DIRECTIONS
Write out every record below exactly as it appears.

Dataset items
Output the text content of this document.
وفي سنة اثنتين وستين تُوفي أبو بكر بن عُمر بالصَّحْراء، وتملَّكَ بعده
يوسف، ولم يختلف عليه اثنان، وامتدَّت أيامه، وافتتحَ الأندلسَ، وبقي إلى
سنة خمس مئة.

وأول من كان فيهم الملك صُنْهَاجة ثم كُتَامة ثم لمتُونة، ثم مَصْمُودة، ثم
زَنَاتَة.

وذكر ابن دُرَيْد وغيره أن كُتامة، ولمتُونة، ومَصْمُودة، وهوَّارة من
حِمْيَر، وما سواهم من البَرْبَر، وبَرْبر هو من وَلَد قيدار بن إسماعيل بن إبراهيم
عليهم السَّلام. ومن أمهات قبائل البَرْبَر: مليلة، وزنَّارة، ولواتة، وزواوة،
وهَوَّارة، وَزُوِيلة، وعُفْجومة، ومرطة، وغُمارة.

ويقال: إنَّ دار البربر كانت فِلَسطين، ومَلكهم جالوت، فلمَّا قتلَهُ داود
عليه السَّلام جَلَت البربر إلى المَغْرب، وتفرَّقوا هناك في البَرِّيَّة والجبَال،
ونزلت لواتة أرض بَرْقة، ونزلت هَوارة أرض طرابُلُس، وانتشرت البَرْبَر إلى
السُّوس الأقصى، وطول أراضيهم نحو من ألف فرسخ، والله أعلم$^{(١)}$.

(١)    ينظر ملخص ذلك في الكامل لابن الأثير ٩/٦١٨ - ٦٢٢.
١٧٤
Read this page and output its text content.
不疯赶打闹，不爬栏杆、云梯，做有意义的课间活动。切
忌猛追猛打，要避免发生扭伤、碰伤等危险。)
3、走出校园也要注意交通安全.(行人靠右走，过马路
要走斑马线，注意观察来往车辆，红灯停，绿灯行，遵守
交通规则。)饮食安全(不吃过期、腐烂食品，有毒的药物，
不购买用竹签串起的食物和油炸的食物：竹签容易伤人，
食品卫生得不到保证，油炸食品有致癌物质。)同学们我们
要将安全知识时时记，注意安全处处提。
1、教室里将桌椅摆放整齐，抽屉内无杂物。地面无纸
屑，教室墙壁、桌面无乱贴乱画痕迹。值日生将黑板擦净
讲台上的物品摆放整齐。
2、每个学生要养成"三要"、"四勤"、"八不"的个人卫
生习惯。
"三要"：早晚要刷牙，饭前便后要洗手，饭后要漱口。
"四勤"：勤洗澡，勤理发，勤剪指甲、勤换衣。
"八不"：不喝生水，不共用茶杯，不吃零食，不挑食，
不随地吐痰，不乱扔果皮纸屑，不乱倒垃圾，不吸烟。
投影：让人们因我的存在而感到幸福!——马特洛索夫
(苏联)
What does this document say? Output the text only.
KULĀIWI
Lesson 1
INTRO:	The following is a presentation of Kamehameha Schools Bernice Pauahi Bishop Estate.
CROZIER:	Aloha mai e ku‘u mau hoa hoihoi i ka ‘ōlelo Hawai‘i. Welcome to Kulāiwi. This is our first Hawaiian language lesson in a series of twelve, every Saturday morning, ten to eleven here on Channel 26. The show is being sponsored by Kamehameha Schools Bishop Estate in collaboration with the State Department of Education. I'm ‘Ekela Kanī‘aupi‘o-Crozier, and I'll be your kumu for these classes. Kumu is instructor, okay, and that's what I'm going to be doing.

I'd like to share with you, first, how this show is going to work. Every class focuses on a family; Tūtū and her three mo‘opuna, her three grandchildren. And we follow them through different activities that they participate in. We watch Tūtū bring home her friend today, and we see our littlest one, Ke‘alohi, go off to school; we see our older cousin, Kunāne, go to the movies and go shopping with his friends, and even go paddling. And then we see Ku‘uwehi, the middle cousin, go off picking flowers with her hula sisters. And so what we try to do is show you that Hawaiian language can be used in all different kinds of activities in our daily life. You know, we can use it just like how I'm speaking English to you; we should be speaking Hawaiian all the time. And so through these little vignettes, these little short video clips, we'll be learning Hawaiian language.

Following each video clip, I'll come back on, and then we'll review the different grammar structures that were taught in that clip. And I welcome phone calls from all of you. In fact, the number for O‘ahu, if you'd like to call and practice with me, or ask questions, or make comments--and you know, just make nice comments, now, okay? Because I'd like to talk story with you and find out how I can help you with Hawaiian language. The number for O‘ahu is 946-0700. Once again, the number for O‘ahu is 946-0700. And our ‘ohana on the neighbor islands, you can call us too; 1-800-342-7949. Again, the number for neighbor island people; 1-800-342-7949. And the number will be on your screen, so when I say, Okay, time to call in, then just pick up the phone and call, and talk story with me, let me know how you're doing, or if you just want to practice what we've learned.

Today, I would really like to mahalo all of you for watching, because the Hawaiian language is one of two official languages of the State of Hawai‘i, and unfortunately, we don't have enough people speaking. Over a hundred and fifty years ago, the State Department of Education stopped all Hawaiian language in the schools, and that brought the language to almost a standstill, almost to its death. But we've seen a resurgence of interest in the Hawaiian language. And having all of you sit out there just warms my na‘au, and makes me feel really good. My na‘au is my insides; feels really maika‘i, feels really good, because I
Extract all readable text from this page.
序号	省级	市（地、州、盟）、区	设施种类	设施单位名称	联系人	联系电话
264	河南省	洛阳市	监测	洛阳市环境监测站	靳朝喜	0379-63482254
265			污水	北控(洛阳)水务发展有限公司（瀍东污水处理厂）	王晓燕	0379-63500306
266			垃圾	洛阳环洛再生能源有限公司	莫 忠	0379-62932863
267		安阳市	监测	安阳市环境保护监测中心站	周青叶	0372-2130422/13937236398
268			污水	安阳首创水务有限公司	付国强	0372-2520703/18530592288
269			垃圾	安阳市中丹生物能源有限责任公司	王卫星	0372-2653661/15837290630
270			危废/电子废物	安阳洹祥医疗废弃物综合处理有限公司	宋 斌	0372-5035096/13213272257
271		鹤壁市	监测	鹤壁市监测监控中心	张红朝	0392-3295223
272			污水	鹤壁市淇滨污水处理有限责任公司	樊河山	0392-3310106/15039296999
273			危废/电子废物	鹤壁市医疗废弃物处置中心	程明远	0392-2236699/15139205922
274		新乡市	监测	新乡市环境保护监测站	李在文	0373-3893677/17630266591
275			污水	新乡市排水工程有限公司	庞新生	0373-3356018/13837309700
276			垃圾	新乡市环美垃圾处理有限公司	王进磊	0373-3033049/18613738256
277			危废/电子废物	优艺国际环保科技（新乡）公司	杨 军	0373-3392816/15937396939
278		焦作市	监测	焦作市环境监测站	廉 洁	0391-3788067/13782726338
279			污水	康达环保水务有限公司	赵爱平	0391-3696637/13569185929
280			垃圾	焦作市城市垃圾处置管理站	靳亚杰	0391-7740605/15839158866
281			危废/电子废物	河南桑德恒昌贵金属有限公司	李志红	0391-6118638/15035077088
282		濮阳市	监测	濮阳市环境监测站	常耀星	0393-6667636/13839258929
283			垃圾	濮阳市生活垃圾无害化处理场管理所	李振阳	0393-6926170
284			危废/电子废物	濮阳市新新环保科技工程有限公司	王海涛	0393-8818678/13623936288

WRITTEN SOLUTION
Output the text content of this document.
وفي سنة اثنتين وستين تُوفي أبو بكر بن عُمر بالصَّحْراء، وتملَّكَ بعده
يوسف، ولم يختلف عليه اثنان، وامتدَّت أيامه، وافتتحَ الأندلسَ، وبقي إلى
سنة خمس مئة.

وأول من كان فيهم الملك صُنْهَاجة ثم كُتَامة ثم لمتُونة، ثم مَصْمُودة، ثم
زَنَاتَة.

وذكر ابن دُرَيْد وغيره أن كُتامة، ولمتُونة، ومَصْمُودة، وهوَّارة من
حِمْيَر، وما سواهم من البَرْبَر، وبَرْبر هو من وَلَد قيدار بن إسماعيل بن إبراهيم
عليهم السَّلام. ومن أمهات قبائل البَرْبَر: مليلة، وزنَّارة، ولواتة، وزواوة،
وهَوَّارة، وَزُوِيلة، وعُفْجومة، ومرطة، وغُمارة.

ويقال: إنَّ دار البربر كانت فِلَسطين، ومَلكهم جالوت، فلمَّا قتلَهُ داود
عليه السَّلام جَلَت البربر إلى المَغْرب، وتفرَّقوا هناك في البَرِّيَّة والجبَال،
ونزلت لواتة أرض بَرْقة، ونزلت هَوارة أرض طرابُلُس، وانتشرت البَرْبَر إلى
السُّوس الأقصى، وطول أراضيهم نحو من ألف فرسخ، والله أعلم$^{(١)}$.

(١)    ينظر ملخص ذلك في الكامل لابن الأثير ٩/٦١٨ - ٦٢٢.
١٧٤
Read this page and output its text content.
不疯赶打闹，不爬栏杆、云梯，做有意义的课间活动。切
忌猛追猛打，要避免发生扭伤、碰伤等危险。)
3、走出校园也要注意交通安全.(行人靠右走，过马路
要走斑马线，注意观察来往车辆，红灯停，绿灯行，遵守
交通规则。)饮食安全(不吃过期、腐烂食品，有毒的药物，
不购买用竹签串起的食物和油炸的食物：竹签容易伤人，
食品卫生得不到保证，油炸食品有致癌物质。)同学们我们
要将安全知识时时记，注意安全处处提。
1、教室里将桌椅摆放整齐，抽屉内无杂物。地面无纸
屑，教室墙壁、桌面无乱贴乱画痕迹。值日生将黑板擦净
讲台上的物品摆放整齐。
2、每个学生要养成"三要"、"四勤"、"八不"的个人卫
生习惯。
"三要"：早晚要刷牙，饭前便后要洗手，饭后要漱口。
"四勤"：勤洗澡，勤理发，勤剪指甲、勤换衣。
"八不"：不喝生水，不共用茶杯，不吃零食，不挑食，
不随地吐痰，不乱扔果皮纸屑，不乱倒垃圾，不吸烟。
投影：让人们因我的存在而感到幸福!——马特洛索夫
(苏联)
What does this document say? Output the text only.
KULĀIWI
Lesson 1
INTRO:	The following is a presentation of Kamehameha Schools Bernice Pauahi Bishop Estate.
CROZIER:	Aloha mai e ku‘u mau hoa hoihoi i ka ‘ōlelo Hawai‘i. Welcome to Kulāiwi. This is our first Hawaiian language lesson in a series of twelve, every Saturday morning, ten to eleven here on Channel 26. The show is being sponsored by Kamehameha Schools Bishop Estate in collaboration with the State Department of Education. I'm ‘Ekela Kanī‘aupi‘o-Crozier, and I'll be your kumu for these classes. Kumu is instructor, okay, and that's what I'm going to be doing.

I'd like to share with you, first, how this show is going to work. Every class focuses on a family; Tūtū and her three mo‘opuna, her three grandchildren. And we follow them through different activities that they participate in. We watch Tūtū bring home her friend today, and we see our littlest one, Ke‘alohi, go off to school; we see our older cousin, Kunāne, go to the movies and go shopping with his friends, and even go paddling. And then we see Ku‘uwehi, the middle cousin, go off picking flowers with her hula sisters. And so what we try to do is show you that Hawaiian language can be used in all different kinds of activities in our daily life. You know, we can use it just like how I'm speaking English to you; we should be speaking Hawaiian all the time. And so through these little vignettes, these little short video clips, we'll be learning Hawaiian language.

Following each video clip, I'll come back on, and then we'll review the different grammar structures that were taught in that clip. And I welcome phone calls from all of you. In fact, the number for O‘ahu, if you'd like to call and practice with me, or ask questions, or make comments--and you know, just make nice comments, now, okay? Because I'd like to talk story with you and find out how I can help you with Hawaiian language. The number for O‘ahu is 946-0700. Once again, the number for O‘ahu is 946-0700. And our ‘ohana on the neighbor islands, you can call us too; 1-800-342-7949. Again, the number for neighbor island people; 1-800-342-7949. And the number will be on your screen, so when I say, Okay, time to call in, then just pick up the phone and call, and talk story with me, let me know how you're doing, or if you just want to practice what we've learned.

Today, I would really like to mahalo all of you for watching, because the Hawaiian language is one of two official languages of the State of Hawai‘i, and unfortunately, we don't have enough people speaking. Over a hundred and fifty years ago, the State Department of Education stopped all Hawaiian language in the schools, and that brought the language to almost a standstill, almost to its death. But we've seen a resurgence of interest in the Hawaiian language. And having all of you sit out there just warms my na‘au, and makes me feel really good. My na‘au is my insides; feels really maika‘i, feels really good, because I
Extract all readable text from this page.
序号	省级	市（地、州、盟）、区	设施种类	设施单位名称	联系人	联系电话
264	河南省	洛阳市	监测	洛阳市环境监测站	靳朝喜	0379-63482254
265			污水	北控(洛阳)水务发展有限公司（瀍东污水处理厂）	王晓燕	0379-63500306
266			垃圾	洛阳环洛再生能源有限公司	莫 忠	0379-62932863
267		安阳市	监测	安阳市环境保护监测中心站	周青叶	0372-2130422/13937236398
268			污水	安阳首创水务有限公司	付国强	0372-2520703/18530592288
269			垃圾	安阳市中丹生物能源有限责任公司	王卫星	0372-2653661/15837290630
270			危废/电子废物	安阳洹祥医疗废弃物综合处理有限公司	宋 斌	0372-5035096/13213272257
271		鹤壁市	监测	鹤壁市监测监控中心	张红朝	0392-3295223
272			污水	鹤壁市淇滨污水处理有限责任公司	樊河山	0392-3310106/15039296999
273			危废/电子废物	鹤壁市医疗废弃物处置中心	程明远	0392-2236699/15139205922
274		新乡市	监测	新乡市环境保护监测站	李在文	0373-3893677/17630266591
275			污水	新乡市排水工程有限公司	庞新生	0373-3356018/13837309700
276			垃圾	新乡市环美垃圾处理有限公司	王进磊	0373-3033049/18613738256
277			危废/电子废物	优艺国际环保科技（新乡）公司	杨 军	0373-3392816/15937396939
278		焦作市	监测	焦作市环境监测站	廉 洁	0391-3788067/13782726338
279			污水	康达环保水务有限公司	赵爱平	0391-3696637/13569185929
280			垃圾	焦作市城市垃圾处置管理站	靳亚杰	0391-7740605/15839158866
281			危废/电子废物	河南桑德恒昌贵金属有限公司	李志红	0391-6118638/15035077088
282		濮阳市	监测	濮阳市环境监测站	常耀星	0393-6667636/13839258929
283			垃圾	濮阳市生活垃圾无害化处理场管理所	李振阳	0393-6926170
284			危废/电子废物	濮阳市新新环保科技工程有限公司	王海涛	0393-8818678/13623936288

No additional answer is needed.